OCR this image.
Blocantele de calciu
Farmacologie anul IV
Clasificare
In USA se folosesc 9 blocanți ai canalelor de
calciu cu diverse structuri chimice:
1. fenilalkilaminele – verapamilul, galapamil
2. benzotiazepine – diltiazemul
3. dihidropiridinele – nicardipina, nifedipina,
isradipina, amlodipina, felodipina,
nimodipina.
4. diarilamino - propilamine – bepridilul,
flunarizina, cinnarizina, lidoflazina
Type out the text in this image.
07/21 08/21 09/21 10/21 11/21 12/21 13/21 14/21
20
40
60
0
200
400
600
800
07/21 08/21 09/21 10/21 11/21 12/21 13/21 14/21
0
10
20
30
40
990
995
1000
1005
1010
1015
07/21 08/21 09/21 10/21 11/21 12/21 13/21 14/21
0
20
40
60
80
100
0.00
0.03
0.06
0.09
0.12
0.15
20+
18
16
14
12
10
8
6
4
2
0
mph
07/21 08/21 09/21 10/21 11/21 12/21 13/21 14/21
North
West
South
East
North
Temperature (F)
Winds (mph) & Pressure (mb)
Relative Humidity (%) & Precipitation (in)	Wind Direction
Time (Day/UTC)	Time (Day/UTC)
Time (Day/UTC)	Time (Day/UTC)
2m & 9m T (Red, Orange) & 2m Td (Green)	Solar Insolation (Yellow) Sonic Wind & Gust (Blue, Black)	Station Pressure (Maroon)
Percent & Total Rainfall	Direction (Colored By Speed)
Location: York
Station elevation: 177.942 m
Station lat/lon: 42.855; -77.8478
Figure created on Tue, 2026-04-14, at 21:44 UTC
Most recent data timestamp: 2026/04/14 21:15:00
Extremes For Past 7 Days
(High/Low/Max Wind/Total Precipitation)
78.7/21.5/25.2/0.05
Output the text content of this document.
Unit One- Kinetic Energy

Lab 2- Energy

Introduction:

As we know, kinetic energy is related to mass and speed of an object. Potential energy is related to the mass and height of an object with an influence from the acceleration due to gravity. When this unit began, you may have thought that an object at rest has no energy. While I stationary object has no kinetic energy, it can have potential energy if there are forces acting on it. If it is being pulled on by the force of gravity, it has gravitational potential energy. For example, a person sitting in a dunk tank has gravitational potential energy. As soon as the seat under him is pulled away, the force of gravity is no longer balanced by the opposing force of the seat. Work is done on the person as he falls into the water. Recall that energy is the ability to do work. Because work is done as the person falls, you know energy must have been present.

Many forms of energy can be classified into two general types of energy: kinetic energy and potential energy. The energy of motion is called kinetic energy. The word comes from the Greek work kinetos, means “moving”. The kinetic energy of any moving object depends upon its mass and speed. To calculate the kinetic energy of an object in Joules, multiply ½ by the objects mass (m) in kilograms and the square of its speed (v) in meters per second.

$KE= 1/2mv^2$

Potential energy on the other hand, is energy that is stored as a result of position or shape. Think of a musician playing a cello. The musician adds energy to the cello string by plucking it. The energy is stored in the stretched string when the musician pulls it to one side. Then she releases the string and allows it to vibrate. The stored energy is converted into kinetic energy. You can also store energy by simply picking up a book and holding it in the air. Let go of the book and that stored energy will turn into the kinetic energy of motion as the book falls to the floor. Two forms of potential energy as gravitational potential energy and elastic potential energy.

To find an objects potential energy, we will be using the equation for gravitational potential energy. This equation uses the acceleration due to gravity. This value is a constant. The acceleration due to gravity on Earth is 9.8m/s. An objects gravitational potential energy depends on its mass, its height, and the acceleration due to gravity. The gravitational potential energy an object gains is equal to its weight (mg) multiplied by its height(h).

===============

Given instruction: Print the whole listing again, exactly.

Solution to this problem:
OCR this image.
Blocantele de calciu
Farmacologie anul IV
Clasificare
In USA se folosesc 9 blocanți ai canalelor de
calciu cu diverse structuri chimice:
1. fenilalkilaminele – verapamilul, galapamil
2. benzotiazepine – diltiazemul
3. dihidropiridinele – nicardipina, nifedipina,
isradipina, amlodipina, felodipina,
nimodipina.
4. diarilamino - propilamine – bepridilul,
flunarizina, cinnarizina, lidoflazina
Type out the text in this image.
07/21 08/21 09/21 10/21 11/21 12/21 13/21 14/21
20
40
60
0
200
400
600
800
07/21 08/21 09/21 10/21 11/21 12/21 13/21 14/21
0
10
20
30
40
990
995
1000
1005
1010
1015
07/21 08/21 09/21 10/21 11/21 12/21 13/21 14/21
0
20
40
60
80
100
0.00
0.03
0.06
0.09
0.12
0.15
20+
18
16
14
12
10
8
6
4
2
0
mph
07/21 08/21 09/21 10/21 11/21 12/21 13/21 14/21
North
West
South
East
North
Temperature (F)
Winds (mph) & Pressure (mb)
Relative Humidity (%) & Precipitation (in)	Wind Direction
Time (Day/UTC)	Time (Day/UTC)
Time (Day/UTC)	Time (Day/UTC)
2m & 9m T (Red, Orange) & 2m Td (Green)	Solar Insolation (Yellow) Sonic Wind & Gust (Blue, Black)	Station Pressure (Maroon)
Percent & Total Rainfall	Direction (Colored By Speed)
Location: York
Station elevation: 177.942 m
Station lat/lon: 42.855; -77.8478
Figure created on Tue, 2026-04-14, at 21:44 UTC
Most recent data timestamp: 2026/04/14 21:15:00
Extremes For Past 7 Days
(High/Low/Max Wind/Total Precipitation)
78.7/21.5/25.2/0.05
Output the text content of this document.
Unit One- Kinetic Energy

Lab 2- Energy

Introduction:

As we know, kinetic energy is related to mass and speed of an object. Potential energy is related to the mass and height of an object with an influence from the acceleration due to gravity. When this unit began, you may have thought that an object at rest has no energy. While I stationary object has no kinetic energy, it can have potential energy if there are forces acting on it. If it is being pulled on by the force of gravity, it has gravitational potential energy. For example, a person sitting in a dunk tank has gravitational potential energy. As soon as the seat under him is pulled away, the force of gravity is no longer balanced by the opposing force of the seat. Work is done on the person as he falls into the water. Recall that energy is the ability to do work. Because work is done as the person falls, you know energy must have been present.

Many forms of energy can be classified into two general types of energy: kinetic energy and potential energy. The energy of motion is called kinetic energy. The word comes from the Greek work kinetos, means “moving”. The kinetic energy of any moving object depends upon its mass and speed. To calculate the kinetic energy of an object in Joules, multiply ½ by the objects mass (m) in kilograms and the square of its speed (v) in meters per second.

$KE= 1/2mv^2$

Potential energy on the other hand, is energy that is stored as a result of position or shape. Think of a musician playing a cello. The musician adds energy to the cello string by plucking it. The energy is stored in the stretched string when the musician pulls it to one side. Then she releases the string and allows it to vibrate. The stored energy is converted into kinetic energy. You can also store energy by simply picking up a book and holding it in the air. Let go of the book and that stored energy will turn into the kinetic energy of motion as the book falls to the floor. Two forms of potential energy as gravitational potential energy and elastic potential energy.

To find an objects potential energy, we will be using the equation for gravitational potential energy. This equation uses the acceleration due to gravity. This value is a constant. The acceleration due to gravity on Earth is 9.8m/s. An objects gravitational potential energy depends on its mass, its height, and the acceleration due to gravity. The gravitational potential energy an object gains is equal to its weight (mg) multiplied by its height(h).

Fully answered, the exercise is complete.